本文:
'''
久井大樹氏(以下、久井):みなさま、こんにちは。三菱HCキャピタル株式会社代表取締役社長執行役員の久井です。本日は、ご多用のところ当社の決算説明会にご出席賜り、誠にありがとうございます。

本日は、私から先ほど開示した2026年3月期第2四半期決算概要資料のハイライトについてお話しします。続いて、2026年3月期第2四半期の決算実績および業績予想については、取締役常務執行役員の佐藤より、さらに中長期的な企業価値向上に向けた取り組みについては、私からご説明します。

その後、みなさまからのご質問にお答えしますので、どうぞよろしくお願いします。

ハイライト

2026年3月期第2四半期決算概要資料のハイライトをご覧ください。2026年3月期第2四半期の決算実績については、純利益が前年同期比270億円増益の887億円となりました。

期初予想に対する進捗率は、織り込み済みの連結子会社の決算期変更による増益効果もあり、55.5パーセントとなりました。おおむね見通しどおりの着地となったことから、業績予想に変更はございません。

中間配当金は、期初予想どおり前期比2円増配の1株当たり22円としました。

目次

佐藤晴彦氏(以下、佐藤):取締役常務執行役員 財務・経理本部長兼経営企画本部副本部長の佐藤です。私から2026年3月期第2四半期決算概要、セグメント関連情報、2026年3月期業績予想のポイントについてご説明します。

決算実績

まずは、2026年3月期第2四半期の決算実績についてご説明します。①のインカムゲインについては、連結子会社の決算期変更による増益効果がありましたが、それを除いても、第1四半期に続き、航空セグメントとロジスティクスセグメントの2つが好調を維持しており、インカムゲイン増加を牽引しています。

また、スライドには記載がありませんが、カスタマーソリューションセグメントも高収益資産の積み上げが進んでおり、着実にインカムゲインを伸ばしています。

これらの要因により、前年同期比で269億円の増益となりました。なお、連結子会社の決算期変更に伴う増益効果については、8ページで詳しくご説明していますので、後ほどご確認ください。

続きまして、②のアセット関連損益についてご説明します。前年同期には株式会社御幸ビルディングの大口売却益がありましたが、その剥落により、前年同期比で減益となっています。ただし、この一過性要因を除いた実質ベースでは、不動産セグメントにおいて複数の大口売却益を計上したことなどから、前年同期比で増益となっています。

③の純利益については、先ほどご説明したインカムゲインの増加に加え、前年同期にあった環境セグメントの大口貸倒関連費用の剥落などにより、前年同期比270億円の増益となりました。
'''
演習課題:
1) 決算説明会の本文を3文で要約する。
2) 決算説明会の本文を、最後の文の後から書き進めてください。
一覧は本文とは別の資料である。

一覧情報:
'''
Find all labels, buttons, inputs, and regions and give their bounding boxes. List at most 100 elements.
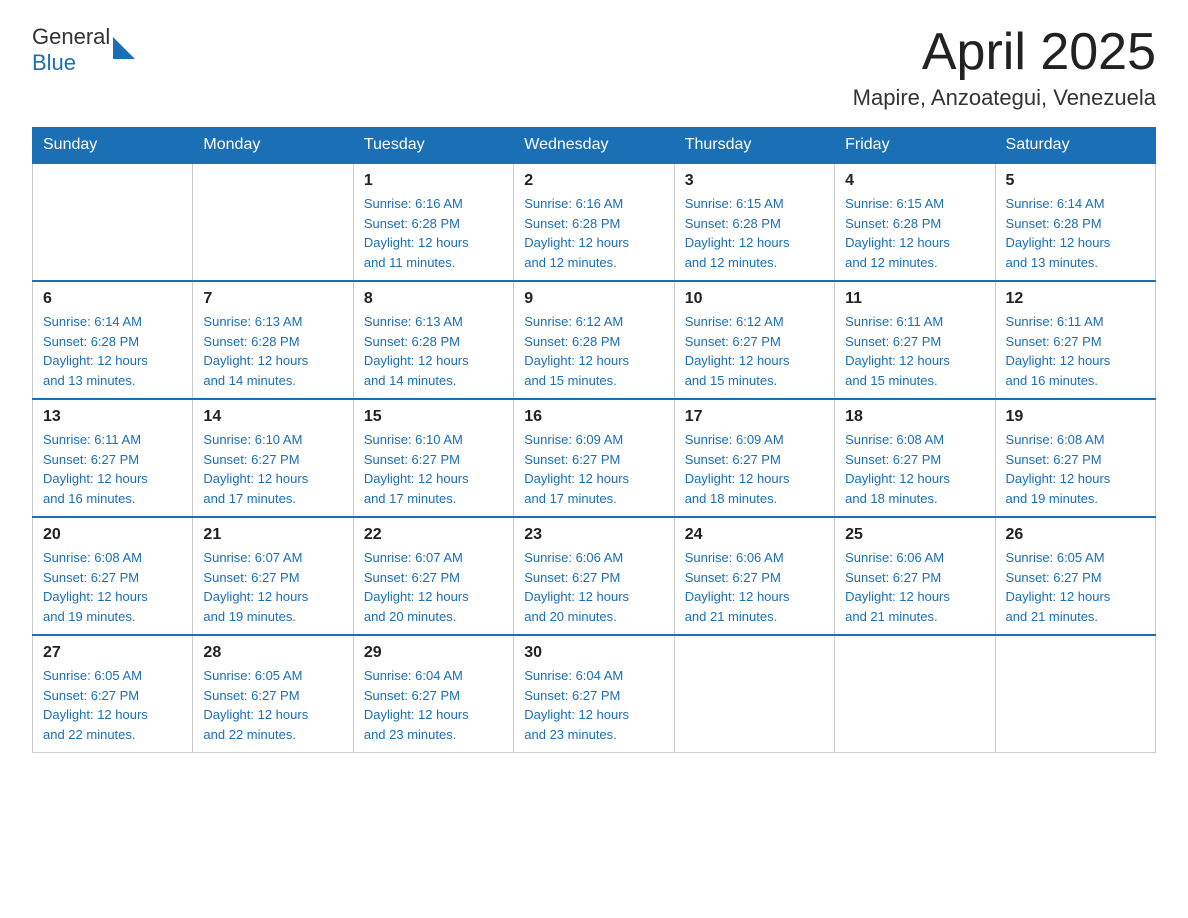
'''
解答:
1) 三菱HCキャピタルの2026年3月期第2四半期の純利益は、前年同期比270億円増益の887億円となった。期初予想に対する進捗率は55.5パーセントで、業績予想は変更せず、中間配当金は前期比2円増配の1株当たり22円とした。インカムゲインは航空とロジスティクスの両セグメントが牽引して前年同期比269億円の増益となり、アセット関連損益は御幸ビルディングの大口売却益の剥落で減益となったものの、実質ベースでは増益となった。

2)
カスタマーソリューション

セグメント関連についてご説明します。まず、カスタマーソリューションセグメントについてです。収益性の高い資産を積み上げたことでインカムゲインが増加し、さらに貸倒関連費用においても、前年同期に計上した大口費用の剥落が影響し、この結果、セグメント利益は前年同期比で23億円の増益となりました。

こちらは、前年同期にあった積水リースの売却による増益効果の剥落という大きな減益要因があった中で、これを克服し、23億円の増益となりました。この結果は、2025中期経営計画で掲げている「ビジネスモデルの進化・積層化」の成果が着実に現れ始めていると考えています。

海外カスタマー①

海外カスタマーセグメントについてですが、前年度に非常に高い水準となっていた米州事業の貸倒関連費用を、今年度は大きく抑えることができています。

一方、中国事業で、資産減少によるインカムゲインの減少などがあったことで、セグメント利益が前年同期比11億円の減益となりました。

また、米州事業については、商用トラック市場の環境が引き続き厳しい状況であり、決して楽観視はできません。しかし、このような事業環境の中で、貸倒関連費用の減少が見られます。これは、前年度からの審査基準の見直し、引き揚げ車両の販売強化、ならびに事業ポートフォリオ自体の見直しといった対策の成果だと考えています。

この米州の商用トラック事業の業況や貸倒関連費用の状況については、14ページに詳しく記載していますので、後ほどご確認ください。

また、最近報道されているアメリカの大手自動車部品メーカーの経営破綻に伴い、ファクタリング事業やプライベートクレジット事業のリスクが注目されている点については、投資家のみなさまの関心が非常に高いものと考えています。

当社の米州事業において、これらの事業割合は小さく、収益に与える影響も極めて限定的であるため、現時点では大きなリスク要因とは認識していません。引き続き、金融市場への影響を含め、米国のマクロ環境を注視していきます。

環境エネルギー①

環境エネルギーセグメントについて、前年同期に計上した大口の貸倒関連費用や減損損失などの剥落により、セグメント利益は52億円改善しました。しかし一方で、海外の持分法投資先で一過性の評価損を計上したことや、出資先であるEuropean Energyにおけるのれんの償却を含む持分投資に関わる損失の計上などが影響し、第1四半期に続いて引き続き損失が計上されている状況です。

なお、先ほどの一過性の評価損についてですが、これは当社が出資している持分法投資先に他社が供与していたローンがエクイティに切り替わったことで、当社の出資持分が希薄化した結果、計上したものです。したがって、この評価損は進行中のプロジェクトの悪化に起因するものではありません。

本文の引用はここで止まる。